• Task statement: Exact repetition of every entry is required.
— start Dataset records —
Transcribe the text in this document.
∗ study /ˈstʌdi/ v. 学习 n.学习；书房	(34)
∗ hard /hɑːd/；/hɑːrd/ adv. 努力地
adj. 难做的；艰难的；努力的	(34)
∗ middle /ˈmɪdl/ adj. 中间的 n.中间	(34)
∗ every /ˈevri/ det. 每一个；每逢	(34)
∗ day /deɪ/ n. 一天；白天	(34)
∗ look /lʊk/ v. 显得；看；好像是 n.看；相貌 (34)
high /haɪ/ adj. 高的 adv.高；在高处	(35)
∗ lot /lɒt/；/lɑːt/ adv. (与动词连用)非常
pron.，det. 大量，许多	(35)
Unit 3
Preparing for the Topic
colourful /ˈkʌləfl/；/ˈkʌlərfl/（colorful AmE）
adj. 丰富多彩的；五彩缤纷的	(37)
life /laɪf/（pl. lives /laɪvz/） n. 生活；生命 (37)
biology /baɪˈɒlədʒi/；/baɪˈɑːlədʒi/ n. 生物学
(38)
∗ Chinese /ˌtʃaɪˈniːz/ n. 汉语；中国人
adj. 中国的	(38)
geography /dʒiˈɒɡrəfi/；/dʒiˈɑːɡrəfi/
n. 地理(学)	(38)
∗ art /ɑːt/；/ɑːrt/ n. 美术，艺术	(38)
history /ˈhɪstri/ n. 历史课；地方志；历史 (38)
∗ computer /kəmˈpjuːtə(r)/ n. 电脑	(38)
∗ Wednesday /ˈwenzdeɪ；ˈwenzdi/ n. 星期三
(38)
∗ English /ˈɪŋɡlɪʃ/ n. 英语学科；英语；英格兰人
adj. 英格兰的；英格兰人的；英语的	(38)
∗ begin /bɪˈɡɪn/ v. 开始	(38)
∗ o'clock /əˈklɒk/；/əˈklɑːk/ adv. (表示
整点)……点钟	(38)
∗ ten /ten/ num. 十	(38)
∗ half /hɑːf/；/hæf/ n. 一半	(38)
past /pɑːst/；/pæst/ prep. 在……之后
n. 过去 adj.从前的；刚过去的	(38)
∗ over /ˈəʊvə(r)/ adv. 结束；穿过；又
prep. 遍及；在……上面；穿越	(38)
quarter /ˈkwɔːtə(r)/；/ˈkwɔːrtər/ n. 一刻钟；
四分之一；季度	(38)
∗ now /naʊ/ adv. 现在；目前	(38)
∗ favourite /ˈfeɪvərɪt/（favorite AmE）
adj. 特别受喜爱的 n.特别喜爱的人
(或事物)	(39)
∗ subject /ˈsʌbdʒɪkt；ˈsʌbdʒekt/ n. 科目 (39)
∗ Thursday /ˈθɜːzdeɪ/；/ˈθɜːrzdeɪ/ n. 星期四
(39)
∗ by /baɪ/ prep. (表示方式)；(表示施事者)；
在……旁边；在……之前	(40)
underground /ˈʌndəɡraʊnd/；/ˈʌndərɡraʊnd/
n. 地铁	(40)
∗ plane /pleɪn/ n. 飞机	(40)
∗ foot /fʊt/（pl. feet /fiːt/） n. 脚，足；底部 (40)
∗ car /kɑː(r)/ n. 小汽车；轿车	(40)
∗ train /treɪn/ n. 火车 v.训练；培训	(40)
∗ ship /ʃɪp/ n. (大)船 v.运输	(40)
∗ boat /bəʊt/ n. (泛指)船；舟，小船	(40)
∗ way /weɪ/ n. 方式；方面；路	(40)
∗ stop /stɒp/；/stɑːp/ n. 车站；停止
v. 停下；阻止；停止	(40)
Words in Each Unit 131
— end Dataset records —
• Task response:
Transcribe the text in this document.
∗ study /ˈstʌdi/ v. 学习 n.学习；书房	(34)
∗ hard /hɑːd/；/hɑːrd/ adv. 努力地
adj. 难做的；艰难的；努力的	(34)
∗ middle /ˈmɪdl/ adj. 中间的 n.中间	(34)
∗ every /ˈevri/ det. 每一个；每逢	(34)
∗ day /deɪ/ n. 一天；白天	(34)
∗ look /lʊk/ v. 显得；看；好像是 n.看；相貌 (34)
high /haɪ/ adj. 高的 adv.高；在高处	(35)
∗ lot /lɒt/；/lɑːt/ adv. (与动词连用)非常
pron.，det. 大量，许多	(35)
Unit 3
Preparing for the Topic
colourful /ˈkʌləfl/；/ˈkʌlərfl/（colorful AmE）
adj. 丰富多彩的；五彩缤纷的	(37)
life /laɪf/（pl. lives /laɪvz/） n. 生活；生命 (37)
biology /baɪˈɒlədʒi/；/baɪˈɑːlədʒi/ n. 生物学
(38)
∗ Chinese /ˌtʃaɪˈniːz/ n. 汉语；中国人
adj. 中国的	(38)
geography /dʒiˈɒɡrəfi/；/dʒiˈɑːɡrəfi/
n. 地理(学)	(38)
∗ art /ɑːt/；/ɑːrt/ n. 美术，艺术	(38)
history /ˈhɪstri/ n. 历史课；地方志；历史 (38)
∗ computer /kəmˈpjuːtə(r)/ n. 电脑	(38)
∗ Wednesday /ˈwenzdeɪ；ˈwenzdi/ n. 星期三
(38)
∗ English /ˈɪŋɡlɪʃ/ n. 英语学科；英语；英格兰人
adj. 英格兰的；英格兰人的；英语的	(38)
∗ begin /bɪˈɡɪn/ v. 开始	(38)
∗ o'clock /əˈklɒk/；/əˈklɑːk/ adv. (表示
整点)……点钟	(38)
∗ ten /ten/ num. 十	(38)
∗ half /hɑːf/；/hæf/ n. 一半	(38)
past /pɑːst/；/pæst/ prep. 在……之后
n. 过去 adj.从前的；刚过去的	(38)
∗ over /ˈəʊvə(r)/ adv. 结束；穿过；又
prep. 遍及；在……上面；穿越	(38)
quarter /ˈkwɔːtə(r)/；/ˈkwɔːrtər/ n. 一刻钟；
四分之一；季度	(38)
∗ now /naʊ/ adv. 现在；目前	(38)
∗ favourite /ˈfeɪvərɪt/（favorite AmE）
adj. 特别受喜爱的 n.特别喜爱的人
(或事物)	(39)
∗ subject /ˈsʌbdʒɪkt；ˈsʌbdʒekt/ n. 科目 (39)
∗ Thursday /ˈθɜːzdeɪ/；/ˈθɜːrzdeɪ/ n. 星期四
(39)
∗ by /baɪ/ prep. (表示方式)；(表示施事者)；
在……旁边；在……之前	(40)
underground /ˈʌndəɡraʊnd/；/ˈʌndərɡraʊnd/
n. 地铁	(40)
∗ plane /pleɪn/ n. 飞机	(40)
∗ foot /fʊt/（pl. feet /fiːt/） n. 脚，足；底部 (40)
∗ car /kɑː(r)/ n. 小汽车；轿车	(40)
∗ train /treɪn/ n. 火车 v.训练；培训	(40)
∗ ship /ʃɪp/ n. (大)船 v.运输	(40)
∗ boat /bəʊt/ n. (泛指)船；舟，小船	(40)
∗ way /weɪ/ n. 方式；方面；路	(40)
∗ stop /stɒp/；/stɑːp/ n. 车站；停止
v. 停下；阻止；停止	(40)
Words in Each Unit 131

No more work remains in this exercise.